▶ _Aim_: Lines from the one containing "Serialize everything readable" through the end of the data are to be returned exactly, and no others.

◆ ◆ ◆

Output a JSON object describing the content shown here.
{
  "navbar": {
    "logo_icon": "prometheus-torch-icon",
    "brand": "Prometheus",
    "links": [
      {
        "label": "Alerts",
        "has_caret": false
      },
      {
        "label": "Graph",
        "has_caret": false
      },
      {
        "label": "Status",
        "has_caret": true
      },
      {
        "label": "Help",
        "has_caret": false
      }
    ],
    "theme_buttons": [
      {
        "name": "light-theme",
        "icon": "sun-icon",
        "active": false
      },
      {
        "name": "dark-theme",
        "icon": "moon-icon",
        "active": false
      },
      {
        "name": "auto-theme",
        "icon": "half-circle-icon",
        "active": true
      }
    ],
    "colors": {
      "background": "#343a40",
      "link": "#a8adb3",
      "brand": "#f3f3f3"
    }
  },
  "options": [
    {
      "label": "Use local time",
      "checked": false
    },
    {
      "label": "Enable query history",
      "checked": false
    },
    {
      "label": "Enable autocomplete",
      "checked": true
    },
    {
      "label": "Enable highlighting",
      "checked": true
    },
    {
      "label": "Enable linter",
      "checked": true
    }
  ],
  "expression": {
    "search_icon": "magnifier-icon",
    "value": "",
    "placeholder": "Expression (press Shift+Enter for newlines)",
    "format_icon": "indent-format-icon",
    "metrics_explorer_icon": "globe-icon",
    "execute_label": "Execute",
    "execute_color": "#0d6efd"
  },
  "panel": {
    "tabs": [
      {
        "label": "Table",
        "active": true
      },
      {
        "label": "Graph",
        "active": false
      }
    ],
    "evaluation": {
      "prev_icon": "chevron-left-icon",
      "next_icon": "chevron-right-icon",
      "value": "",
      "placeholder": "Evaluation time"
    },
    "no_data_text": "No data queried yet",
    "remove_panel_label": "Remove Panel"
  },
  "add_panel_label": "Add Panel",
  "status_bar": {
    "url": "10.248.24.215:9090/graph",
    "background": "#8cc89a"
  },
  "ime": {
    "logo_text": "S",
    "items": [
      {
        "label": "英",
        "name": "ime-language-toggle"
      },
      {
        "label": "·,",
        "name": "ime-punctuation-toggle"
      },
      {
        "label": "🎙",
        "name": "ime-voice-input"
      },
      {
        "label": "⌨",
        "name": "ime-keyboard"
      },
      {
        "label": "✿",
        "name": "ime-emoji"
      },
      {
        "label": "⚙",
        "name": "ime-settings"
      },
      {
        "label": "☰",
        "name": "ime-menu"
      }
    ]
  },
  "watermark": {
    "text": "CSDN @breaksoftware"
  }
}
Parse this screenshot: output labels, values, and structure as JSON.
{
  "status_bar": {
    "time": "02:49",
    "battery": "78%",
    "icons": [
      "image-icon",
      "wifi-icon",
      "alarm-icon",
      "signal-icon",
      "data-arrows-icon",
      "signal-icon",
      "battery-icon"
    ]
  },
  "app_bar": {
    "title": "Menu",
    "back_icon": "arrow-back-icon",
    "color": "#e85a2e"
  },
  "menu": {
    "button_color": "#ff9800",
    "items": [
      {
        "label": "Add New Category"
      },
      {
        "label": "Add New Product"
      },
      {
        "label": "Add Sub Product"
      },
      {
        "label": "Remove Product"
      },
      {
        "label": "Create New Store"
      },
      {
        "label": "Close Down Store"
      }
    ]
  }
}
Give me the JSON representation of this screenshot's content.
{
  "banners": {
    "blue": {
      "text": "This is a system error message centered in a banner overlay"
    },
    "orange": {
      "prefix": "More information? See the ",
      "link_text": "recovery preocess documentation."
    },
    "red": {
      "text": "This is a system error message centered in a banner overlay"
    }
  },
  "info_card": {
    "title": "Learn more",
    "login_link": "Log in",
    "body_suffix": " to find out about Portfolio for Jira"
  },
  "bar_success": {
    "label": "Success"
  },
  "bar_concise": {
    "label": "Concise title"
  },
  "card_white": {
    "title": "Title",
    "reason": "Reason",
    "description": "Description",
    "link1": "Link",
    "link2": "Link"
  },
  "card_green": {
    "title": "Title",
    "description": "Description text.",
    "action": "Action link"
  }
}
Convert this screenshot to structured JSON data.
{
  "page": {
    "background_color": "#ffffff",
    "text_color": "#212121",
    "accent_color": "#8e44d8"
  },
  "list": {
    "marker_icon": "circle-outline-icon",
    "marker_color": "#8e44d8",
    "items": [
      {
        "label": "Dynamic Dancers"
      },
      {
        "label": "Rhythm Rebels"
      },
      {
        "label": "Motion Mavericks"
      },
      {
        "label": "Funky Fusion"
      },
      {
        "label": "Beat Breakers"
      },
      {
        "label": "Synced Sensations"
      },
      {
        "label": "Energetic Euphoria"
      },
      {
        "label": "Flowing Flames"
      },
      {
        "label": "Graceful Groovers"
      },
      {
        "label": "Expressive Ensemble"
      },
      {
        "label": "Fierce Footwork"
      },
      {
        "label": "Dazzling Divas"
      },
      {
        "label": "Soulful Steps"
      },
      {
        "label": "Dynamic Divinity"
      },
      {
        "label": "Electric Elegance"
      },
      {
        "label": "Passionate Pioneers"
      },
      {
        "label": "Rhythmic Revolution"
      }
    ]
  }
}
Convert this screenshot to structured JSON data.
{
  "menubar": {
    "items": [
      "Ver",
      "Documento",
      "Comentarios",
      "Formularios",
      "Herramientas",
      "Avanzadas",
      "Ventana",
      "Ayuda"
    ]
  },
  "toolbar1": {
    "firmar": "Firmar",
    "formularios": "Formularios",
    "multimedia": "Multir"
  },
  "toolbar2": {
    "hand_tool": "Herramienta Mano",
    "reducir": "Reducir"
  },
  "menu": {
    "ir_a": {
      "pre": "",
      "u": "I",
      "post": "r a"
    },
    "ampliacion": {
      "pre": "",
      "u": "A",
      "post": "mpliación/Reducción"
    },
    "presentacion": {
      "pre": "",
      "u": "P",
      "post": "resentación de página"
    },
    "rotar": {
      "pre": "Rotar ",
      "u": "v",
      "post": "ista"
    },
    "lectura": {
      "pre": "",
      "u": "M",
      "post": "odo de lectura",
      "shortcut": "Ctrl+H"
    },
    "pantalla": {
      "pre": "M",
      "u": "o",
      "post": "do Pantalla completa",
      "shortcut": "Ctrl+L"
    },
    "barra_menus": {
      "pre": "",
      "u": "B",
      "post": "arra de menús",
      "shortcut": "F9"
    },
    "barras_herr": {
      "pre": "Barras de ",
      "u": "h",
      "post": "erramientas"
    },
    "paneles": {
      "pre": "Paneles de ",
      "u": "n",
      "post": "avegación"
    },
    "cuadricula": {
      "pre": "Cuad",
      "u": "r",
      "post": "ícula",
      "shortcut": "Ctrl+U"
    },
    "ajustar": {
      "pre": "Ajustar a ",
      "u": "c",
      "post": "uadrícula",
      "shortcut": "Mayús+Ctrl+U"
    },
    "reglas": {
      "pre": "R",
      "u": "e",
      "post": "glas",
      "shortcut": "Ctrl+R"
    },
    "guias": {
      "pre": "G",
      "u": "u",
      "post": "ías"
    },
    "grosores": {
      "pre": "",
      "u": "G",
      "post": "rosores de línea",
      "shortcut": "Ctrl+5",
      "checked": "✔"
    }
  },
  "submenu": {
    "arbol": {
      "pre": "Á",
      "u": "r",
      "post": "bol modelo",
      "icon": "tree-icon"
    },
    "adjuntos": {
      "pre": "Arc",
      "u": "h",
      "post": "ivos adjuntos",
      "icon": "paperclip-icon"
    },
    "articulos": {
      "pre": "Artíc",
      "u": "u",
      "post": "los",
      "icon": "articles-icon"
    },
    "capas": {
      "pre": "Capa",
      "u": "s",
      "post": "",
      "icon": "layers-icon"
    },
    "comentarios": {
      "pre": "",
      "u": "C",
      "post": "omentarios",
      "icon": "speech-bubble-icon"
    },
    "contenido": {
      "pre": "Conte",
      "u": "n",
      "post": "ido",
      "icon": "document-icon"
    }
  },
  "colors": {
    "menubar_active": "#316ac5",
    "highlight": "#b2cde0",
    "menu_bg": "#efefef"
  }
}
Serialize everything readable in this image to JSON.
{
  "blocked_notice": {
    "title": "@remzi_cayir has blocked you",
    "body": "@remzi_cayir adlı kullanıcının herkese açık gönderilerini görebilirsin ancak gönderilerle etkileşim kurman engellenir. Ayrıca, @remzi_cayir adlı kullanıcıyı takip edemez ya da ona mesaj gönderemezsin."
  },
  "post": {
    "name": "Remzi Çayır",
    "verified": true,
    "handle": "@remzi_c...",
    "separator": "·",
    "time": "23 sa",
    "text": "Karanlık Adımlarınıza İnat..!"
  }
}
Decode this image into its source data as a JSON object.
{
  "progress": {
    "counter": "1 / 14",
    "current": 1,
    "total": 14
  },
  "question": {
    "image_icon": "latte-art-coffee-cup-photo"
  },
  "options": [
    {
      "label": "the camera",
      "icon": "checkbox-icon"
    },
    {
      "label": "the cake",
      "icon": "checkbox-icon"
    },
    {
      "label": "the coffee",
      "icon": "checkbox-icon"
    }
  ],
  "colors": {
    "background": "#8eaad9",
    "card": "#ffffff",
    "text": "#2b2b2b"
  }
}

◆ ◆ ◆

▶ _Task solution_:
Serialize everything readable in this image to JSON.
{
  "blocked_notice": {
    "title": "@remzi_cayir has blocked you",
    "body": "@remzi_cayir adlı kullanıcının herkese açık gönderilerini görebilirsin ancak gönderilerle etkileşim kurman engellenir. Ayrıca, @remzi_cayir adlı kullanıcıyı takip edemez ya da ona mesaj gönderemezsin."
  },
  "post": {
    "name": "Remzi Çayır",
    "verified": true,
    "handle": "@remzi_c...",
    "separator": "·",
    "time": "23 sa",
    "text": "Karanlık Adımlarınıza İnat..!"
  }
}
Decode this image into its source data as a JSON object.
{
  "progress": {
    "counter": "1 / 14",
    "current": 1,
    "total": 14
  },
  "question": {
    "image_icon": "latte-art-coffee-cup-photo"
  },
  "options": [
    {
      "label": "the camera",
      "icon": "checkbox-icon"
    },
    {
      "label": "the cake",
      "icon": "checkbox-icon"
    },
    {
      "label": "the coffee",
      "icon": "checkbox-icon"
    }
  ],
  "colors": {
    "background": "#8eaad9",
    "card": "#ffffff",
    "text": "#2b2b2b"
  }
}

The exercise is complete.